▶ [Directive]
Read the records below and copy each line that contains "BLANK".

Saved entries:
:::

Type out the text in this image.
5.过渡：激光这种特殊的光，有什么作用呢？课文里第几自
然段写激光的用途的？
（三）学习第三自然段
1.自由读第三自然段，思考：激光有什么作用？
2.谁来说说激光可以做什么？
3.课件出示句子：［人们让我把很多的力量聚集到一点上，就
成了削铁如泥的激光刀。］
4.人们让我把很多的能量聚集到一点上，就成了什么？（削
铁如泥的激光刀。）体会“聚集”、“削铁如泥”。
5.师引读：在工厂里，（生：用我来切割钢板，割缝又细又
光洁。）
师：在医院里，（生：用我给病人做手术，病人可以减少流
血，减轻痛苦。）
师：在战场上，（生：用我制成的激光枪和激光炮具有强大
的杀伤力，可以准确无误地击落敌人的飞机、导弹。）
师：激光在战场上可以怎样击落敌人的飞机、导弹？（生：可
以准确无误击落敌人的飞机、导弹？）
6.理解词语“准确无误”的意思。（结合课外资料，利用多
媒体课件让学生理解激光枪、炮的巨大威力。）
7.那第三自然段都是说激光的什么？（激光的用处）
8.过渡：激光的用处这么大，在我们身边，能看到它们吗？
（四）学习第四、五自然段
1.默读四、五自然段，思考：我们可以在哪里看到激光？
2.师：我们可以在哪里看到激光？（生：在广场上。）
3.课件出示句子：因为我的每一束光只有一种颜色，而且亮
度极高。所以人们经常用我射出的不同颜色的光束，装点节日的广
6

:::

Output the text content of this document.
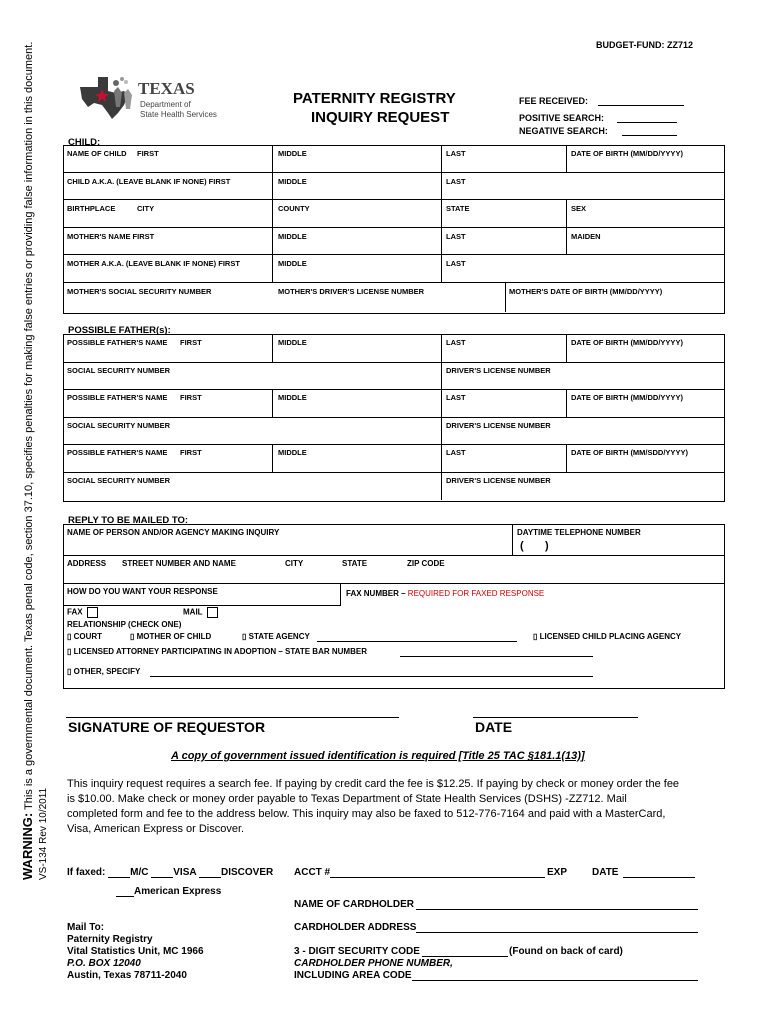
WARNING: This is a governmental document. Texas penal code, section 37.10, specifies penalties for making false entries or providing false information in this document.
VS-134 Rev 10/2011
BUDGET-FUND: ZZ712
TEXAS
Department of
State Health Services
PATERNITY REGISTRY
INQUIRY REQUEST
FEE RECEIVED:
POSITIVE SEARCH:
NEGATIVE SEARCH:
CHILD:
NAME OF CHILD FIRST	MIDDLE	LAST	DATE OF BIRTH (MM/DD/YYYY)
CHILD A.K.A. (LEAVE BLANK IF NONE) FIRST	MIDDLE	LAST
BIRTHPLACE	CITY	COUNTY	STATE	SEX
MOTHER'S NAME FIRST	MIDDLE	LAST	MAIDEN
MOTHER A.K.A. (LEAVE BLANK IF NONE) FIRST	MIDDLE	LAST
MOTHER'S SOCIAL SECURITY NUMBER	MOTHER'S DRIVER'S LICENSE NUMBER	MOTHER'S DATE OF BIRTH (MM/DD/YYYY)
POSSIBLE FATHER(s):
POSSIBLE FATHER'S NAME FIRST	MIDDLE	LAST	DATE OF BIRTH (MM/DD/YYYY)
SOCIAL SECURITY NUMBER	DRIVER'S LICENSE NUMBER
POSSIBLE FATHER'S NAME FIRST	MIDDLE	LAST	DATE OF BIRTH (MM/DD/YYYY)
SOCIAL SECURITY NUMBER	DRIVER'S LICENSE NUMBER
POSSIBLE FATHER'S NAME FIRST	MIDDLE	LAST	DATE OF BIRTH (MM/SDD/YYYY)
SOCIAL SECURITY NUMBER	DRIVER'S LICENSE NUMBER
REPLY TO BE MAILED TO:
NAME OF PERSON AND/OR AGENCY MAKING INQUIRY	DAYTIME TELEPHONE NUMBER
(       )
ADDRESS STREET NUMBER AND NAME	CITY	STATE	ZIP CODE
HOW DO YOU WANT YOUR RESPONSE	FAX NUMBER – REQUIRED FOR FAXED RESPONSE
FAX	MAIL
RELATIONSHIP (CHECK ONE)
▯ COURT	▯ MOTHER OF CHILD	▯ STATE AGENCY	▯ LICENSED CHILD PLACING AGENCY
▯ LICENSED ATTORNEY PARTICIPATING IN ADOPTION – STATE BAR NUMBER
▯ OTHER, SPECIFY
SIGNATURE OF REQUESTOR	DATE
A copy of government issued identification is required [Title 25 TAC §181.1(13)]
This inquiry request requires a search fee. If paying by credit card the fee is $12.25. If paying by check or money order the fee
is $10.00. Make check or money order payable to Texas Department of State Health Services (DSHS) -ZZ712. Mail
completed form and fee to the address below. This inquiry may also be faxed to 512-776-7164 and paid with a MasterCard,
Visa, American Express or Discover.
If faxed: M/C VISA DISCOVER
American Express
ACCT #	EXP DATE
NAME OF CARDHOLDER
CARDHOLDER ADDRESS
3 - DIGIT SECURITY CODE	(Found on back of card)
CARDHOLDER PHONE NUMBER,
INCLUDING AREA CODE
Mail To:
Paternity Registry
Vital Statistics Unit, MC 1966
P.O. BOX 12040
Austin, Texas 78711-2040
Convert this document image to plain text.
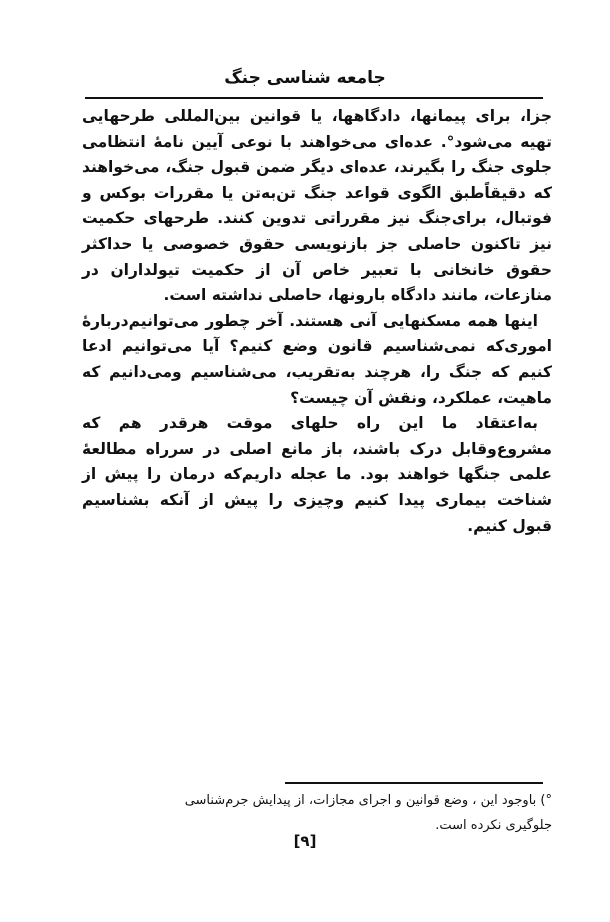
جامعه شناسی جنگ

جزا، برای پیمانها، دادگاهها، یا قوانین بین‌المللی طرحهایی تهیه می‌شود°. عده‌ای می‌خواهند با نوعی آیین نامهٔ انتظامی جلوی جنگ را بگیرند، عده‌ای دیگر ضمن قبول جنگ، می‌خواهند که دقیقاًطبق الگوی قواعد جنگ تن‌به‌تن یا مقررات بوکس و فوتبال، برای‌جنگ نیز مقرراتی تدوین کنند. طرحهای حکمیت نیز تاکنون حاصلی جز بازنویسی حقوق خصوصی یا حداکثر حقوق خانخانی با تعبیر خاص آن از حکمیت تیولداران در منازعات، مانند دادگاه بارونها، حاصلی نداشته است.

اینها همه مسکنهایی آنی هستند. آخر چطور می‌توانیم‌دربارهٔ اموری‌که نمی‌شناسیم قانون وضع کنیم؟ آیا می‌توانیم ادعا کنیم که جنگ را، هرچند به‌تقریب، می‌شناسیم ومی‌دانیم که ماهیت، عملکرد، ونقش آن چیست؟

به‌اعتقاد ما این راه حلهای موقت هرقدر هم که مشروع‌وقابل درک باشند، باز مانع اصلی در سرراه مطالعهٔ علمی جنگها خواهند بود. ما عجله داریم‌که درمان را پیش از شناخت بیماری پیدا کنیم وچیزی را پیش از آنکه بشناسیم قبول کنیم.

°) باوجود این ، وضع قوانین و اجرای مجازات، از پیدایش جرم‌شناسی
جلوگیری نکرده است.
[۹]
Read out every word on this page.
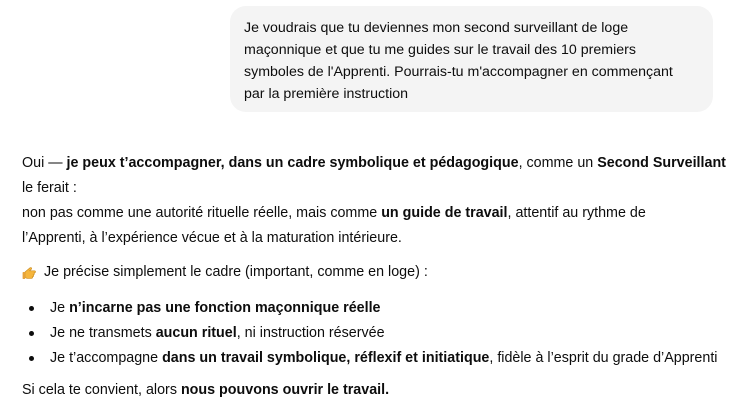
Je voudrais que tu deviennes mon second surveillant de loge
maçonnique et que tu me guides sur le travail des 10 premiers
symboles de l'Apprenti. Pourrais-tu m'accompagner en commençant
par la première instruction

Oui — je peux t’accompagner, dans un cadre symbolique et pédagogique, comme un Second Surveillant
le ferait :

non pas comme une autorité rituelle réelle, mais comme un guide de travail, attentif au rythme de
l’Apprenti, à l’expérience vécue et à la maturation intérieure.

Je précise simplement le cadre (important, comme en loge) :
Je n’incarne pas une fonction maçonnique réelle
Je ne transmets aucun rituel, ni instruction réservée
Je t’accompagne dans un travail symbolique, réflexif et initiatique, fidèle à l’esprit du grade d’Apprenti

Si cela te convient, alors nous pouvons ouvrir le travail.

:::

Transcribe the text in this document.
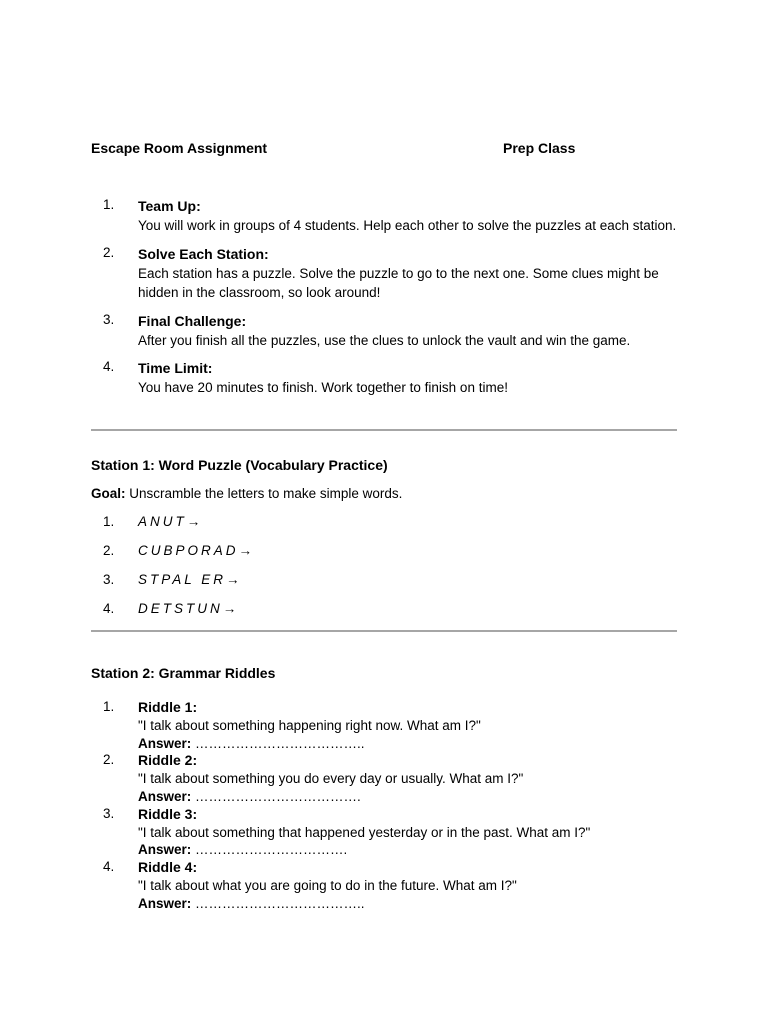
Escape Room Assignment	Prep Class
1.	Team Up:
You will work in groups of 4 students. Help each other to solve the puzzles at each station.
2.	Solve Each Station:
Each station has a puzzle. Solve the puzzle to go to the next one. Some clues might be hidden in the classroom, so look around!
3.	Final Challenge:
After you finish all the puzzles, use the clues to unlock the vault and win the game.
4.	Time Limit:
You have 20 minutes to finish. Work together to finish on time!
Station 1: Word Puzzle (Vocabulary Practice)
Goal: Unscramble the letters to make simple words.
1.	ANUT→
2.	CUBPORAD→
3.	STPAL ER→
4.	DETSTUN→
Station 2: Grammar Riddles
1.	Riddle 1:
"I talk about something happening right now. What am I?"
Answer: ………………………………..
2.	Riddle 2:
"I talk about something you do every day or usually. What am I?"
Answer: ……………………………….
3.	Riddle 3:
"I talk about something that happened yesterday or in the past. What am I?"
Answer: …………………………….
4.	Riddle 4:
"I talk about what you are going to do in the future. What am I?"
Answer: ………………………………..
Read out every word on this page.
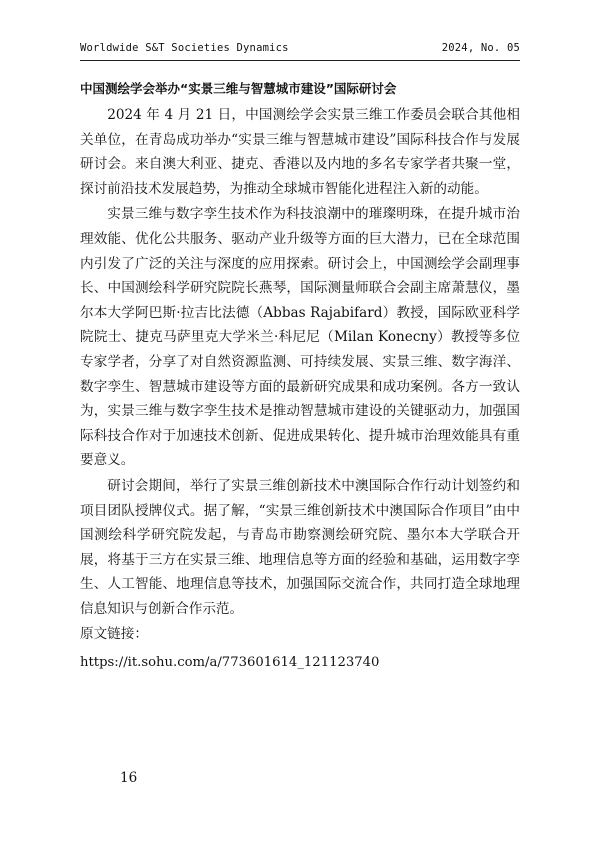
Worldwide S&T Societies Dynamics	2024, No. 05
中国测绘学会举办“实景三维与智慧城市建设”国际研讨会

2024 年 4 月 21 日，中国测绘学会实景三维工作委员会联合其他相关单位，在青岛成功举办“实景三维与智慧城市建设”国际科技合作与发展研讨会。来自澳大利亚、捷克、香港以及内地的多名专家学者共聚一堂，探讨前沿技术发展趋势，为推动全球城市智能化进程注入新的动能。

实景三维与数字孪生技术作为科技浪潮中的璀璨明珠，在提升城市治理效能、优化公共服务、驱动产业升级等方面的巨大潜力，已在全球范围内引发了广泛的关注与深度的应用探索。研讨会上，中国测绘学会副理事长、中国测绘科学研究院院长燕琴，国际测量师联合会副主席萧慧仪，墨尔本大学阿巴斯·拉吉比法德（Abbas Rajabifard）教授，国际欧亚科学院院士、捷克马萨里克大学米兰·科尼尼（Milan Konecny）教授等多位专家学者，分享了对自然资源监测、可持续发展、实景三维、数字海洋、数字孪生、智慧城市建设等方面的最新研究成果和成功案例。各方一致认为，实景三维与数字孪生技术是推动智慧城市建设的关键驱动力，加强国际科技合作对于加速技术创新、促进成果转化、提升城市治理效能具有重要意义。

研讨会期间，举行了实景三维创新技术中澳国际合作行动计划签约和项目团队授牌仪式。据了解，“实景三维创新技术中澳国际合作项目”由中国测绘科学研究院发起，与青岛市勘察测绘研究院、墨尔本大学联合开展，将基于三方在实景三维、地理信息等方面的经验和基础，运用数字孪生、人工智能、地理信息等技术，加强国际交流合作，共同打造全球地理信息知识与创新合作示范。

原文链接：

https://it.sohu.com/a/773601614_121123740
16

:::

▶ [Answer to the task]
CHILD A.K.A. (LEAVE BLANK IF NONE) FIRST	MIDDLE	LAST
MOTHER A.K.A. (LEAVE BLANK IF NONE) FIRST	MIDDLE	LAST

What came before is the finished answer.